◆ CHALLENGE:
Take every line from the listing below that contains "this".

#### AVAILABLE RECORDS

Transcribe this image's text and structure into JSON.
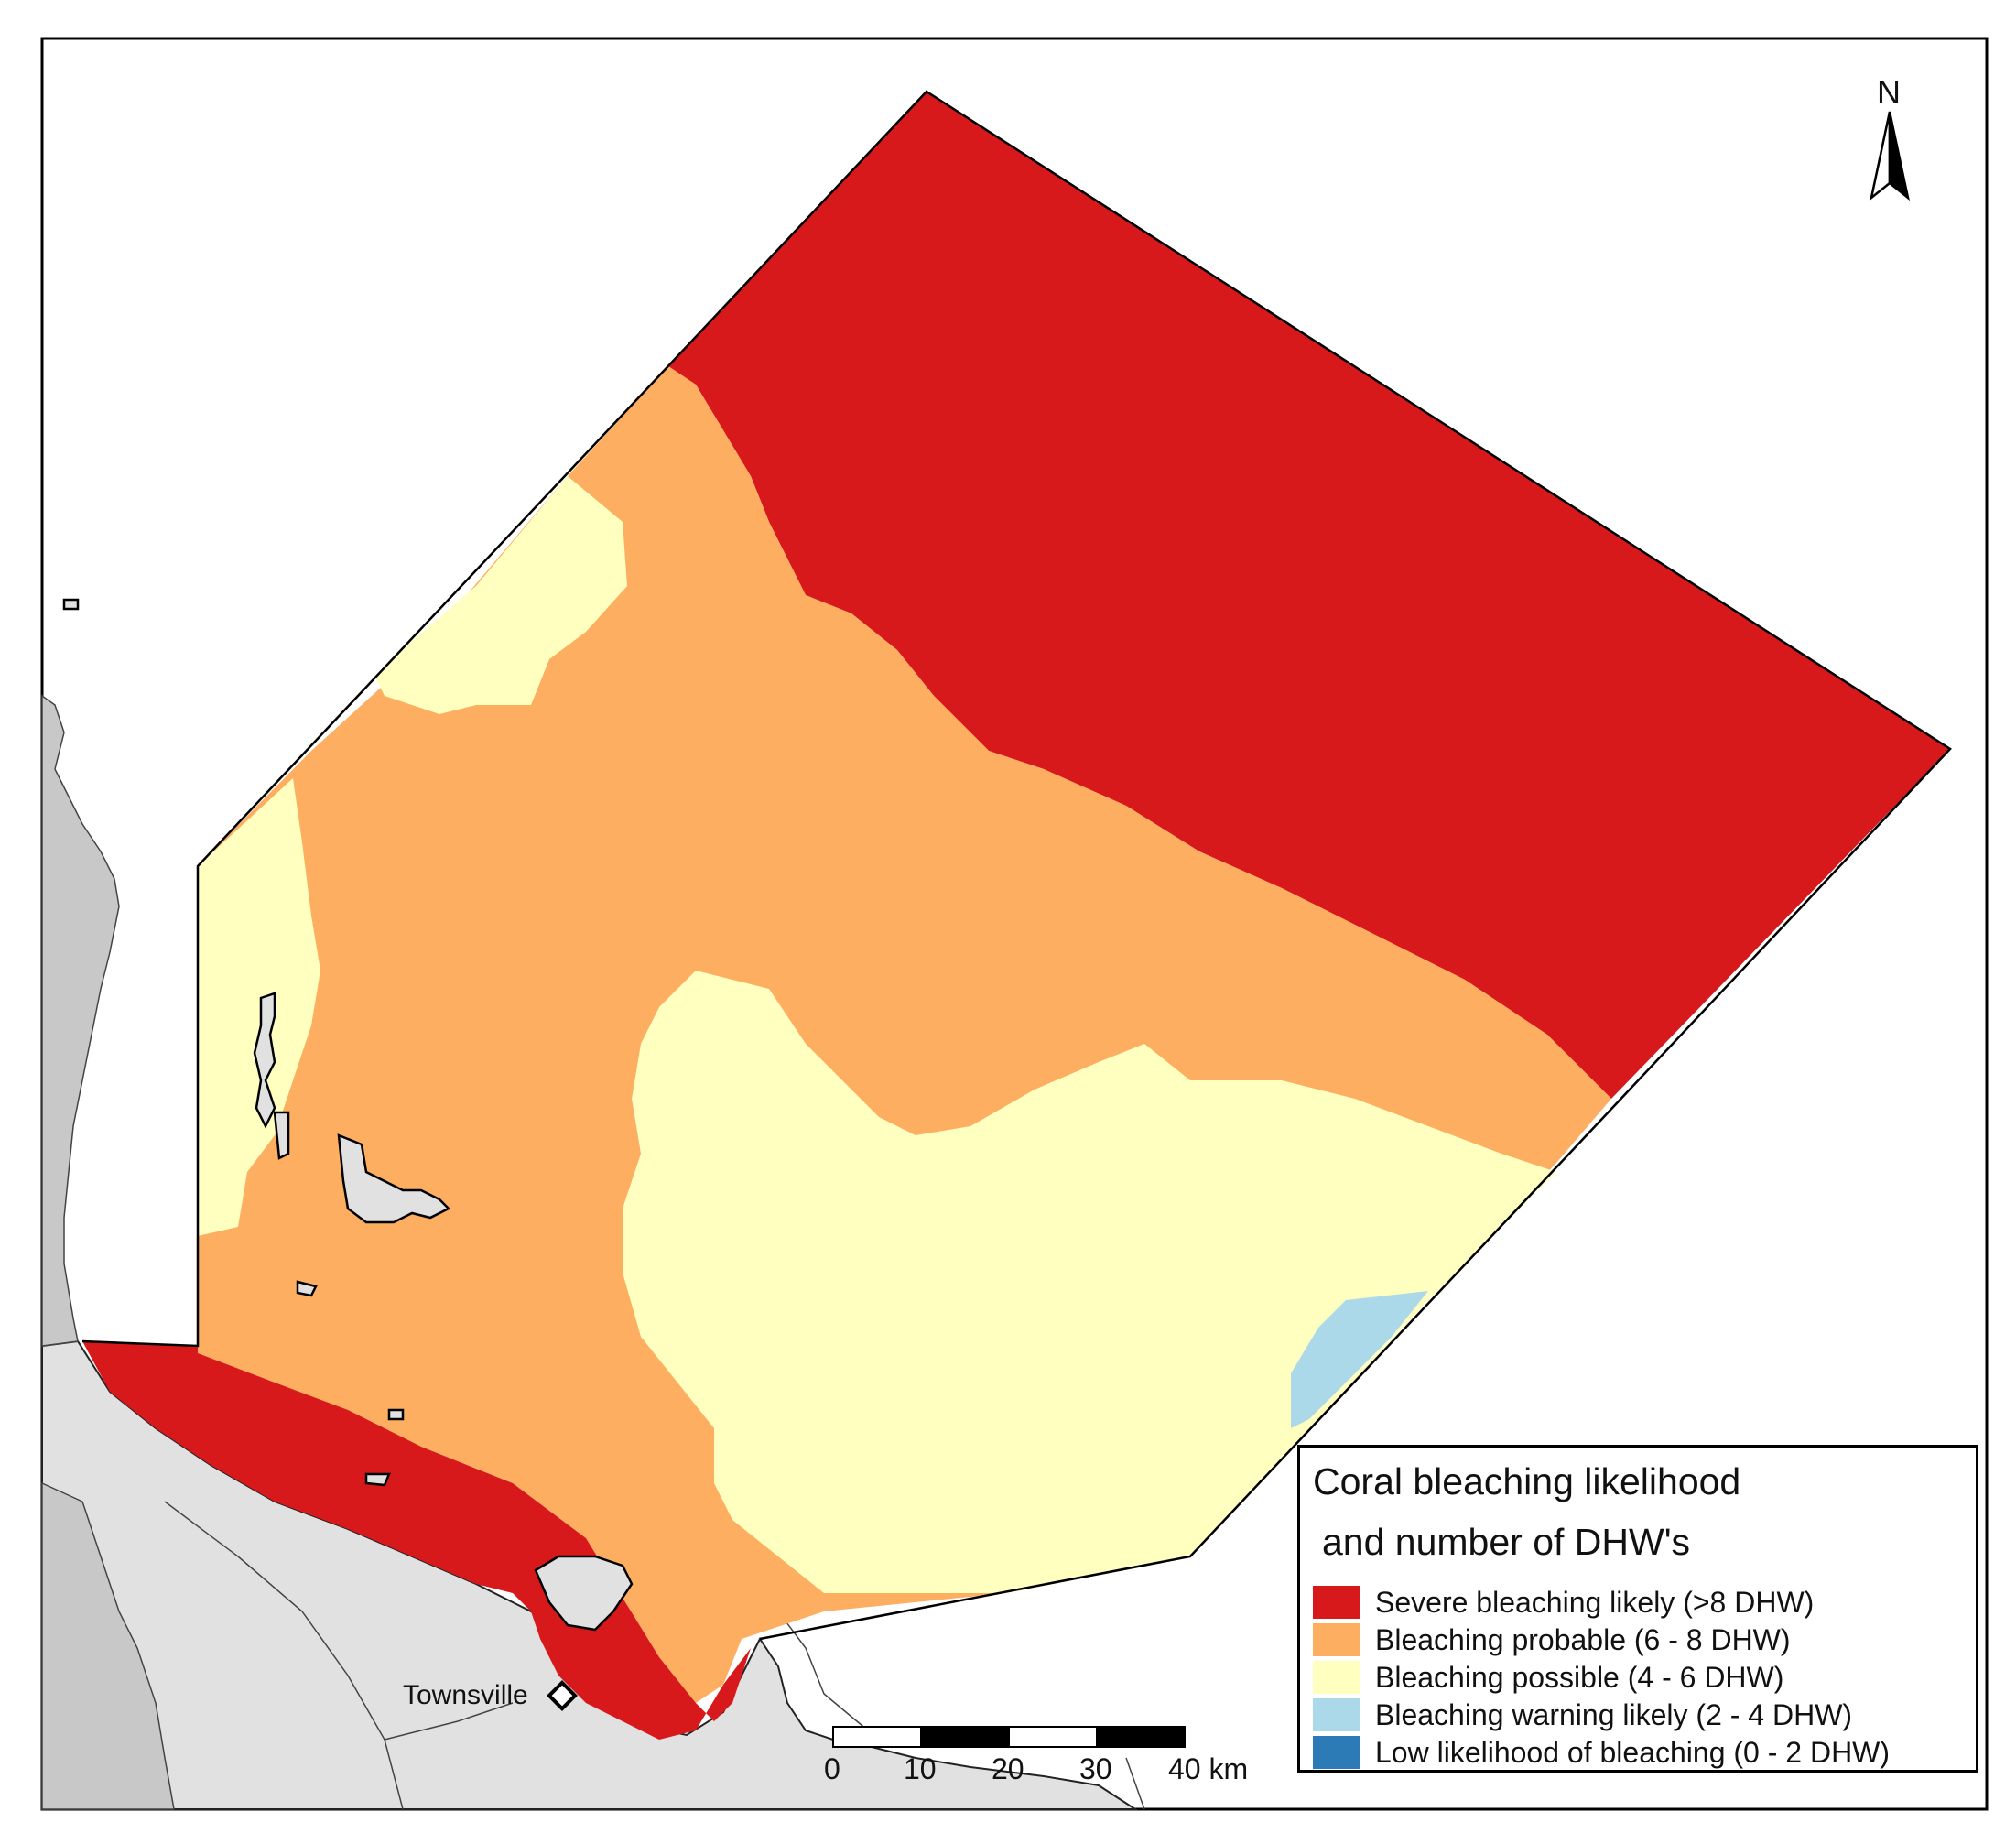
{
  "map": {
    "north_label": "N",
    "place": {
      "name": "Townsville",
      "marker_icon": "diamond-marker-icon"
    }
  },
  "legend": {
    "title_line1": "Coral bleaching likelihood",
    "title_line2": " and number of DHW's",
    "items": [
      {
        "label": "Severe bleaching likely (>8 DHW)",
        "color": "#d7191c"
      },
      {
        "label": "Bleaching probable (6 - 8 DHW)",
        "color": "#fdae61"
      },
      {
        "label": "Bleaching possible (4 - 6 DHW)",
        "color": "#ffffbf"
      },
      {
        "label": "Bleaching warning likely (2 - 4 DHW)",
        "color": "#abd9e9"
      },
      {
        "label": "Low likelihood of bleaching (0 - 2 DHW)",
        "color": "#2c7bb6"
      }
    ]
  },
  "scale_bar": {
    "ticks": [
      "0",
      "10",
      "20",
      "30",
      "40 km"
    ]
  },
  "colors": {
    "land": "#e1e1e1",
    "land_dark": "#c8c8c8",
    "outline": "#000000"
  }
}
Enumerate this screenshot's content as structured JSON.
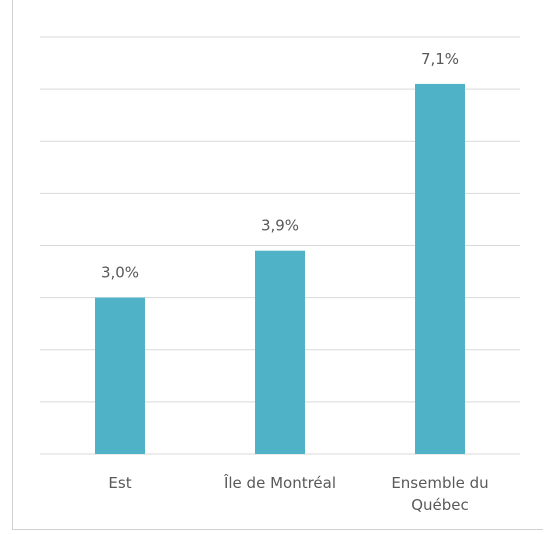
{
  "chart_data": {
    "type": "bar",
    "categories": [
      "Est",
      "Île de Montréal",
      "Ensemble du Québec"
    ],
    "values": [
      3.0,
      3.9,
      7.1
    ],
    "value_labels": [
      "3,0%",
      "3,9%",
      "7,1%"
    ],
    "color": "#4fb2c7",
    "ylim": [
      0,
      8
    ],
    "yticks": [
      0,
      1,
      2,
      3,
      4,
      5,
      6,
      7,
      8
    ],
    "grid": true
  }
}
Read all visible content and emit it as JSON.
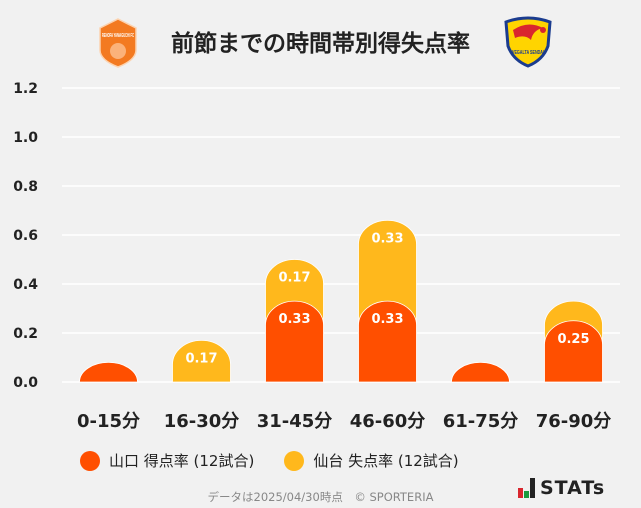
{
  "header": {
    "title": "前節までの時間帯別得失点率",
    "home_logo_text": "RENOFA YAMAGUCHI FC",
    "away_logo_text": "VEGALTA SENDAI"
  },
  "chart_data": {
    "type": "bar",
    "stacked": true,
    "title": "前節までの時間帯別得失点率",
    "categories": [
      "0-15分",
      "16-30分",
      "31-45分",
      "46-60分",
      "61-75分",
      "76-90分"
    ],
    "series": [
      {
        "name": "山口 得点率 (12試合)",
        "color": "#ff4f00",
        "values": [
          0.08,
          0,
          0.33,
          0.33,
          0.08,
          0.25
        ],
        "labels": [
          "",
          "",
          "0.33",
          "0.33",
          "",
          "0.25"
        ]
      },
      {
        "name": "仙台 失点率 (12試合)",
        "color": "#ffb81c",
        "values": [
          0,
          0.17,
          0.17,
          0.33,
          0,
          0.08
        ],
        "labels": [
          "",
          "0.17",
          "0.17",
          "0.33",
          "",
          ""
        ]
      }
    ],
    "yticks": [
      "0.0",
      "0.2",
      "0.4",
      "0.6",
      "0.8",
      "1.0",
      "1.2"
    ],
    "ylim": [
      0,
      1.2
    ],
    "grid": true,
    "legend": "bottom"
  },
  "footer": {
    "note": "データは2025/04/30時点　© SPORTERIA",
    "brand": "STATs"
  }
}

########

◆ FINISHED TASK:
Transcribe this image's text and structure into JSON.
Enumerate this screenshot's content as structured JSON.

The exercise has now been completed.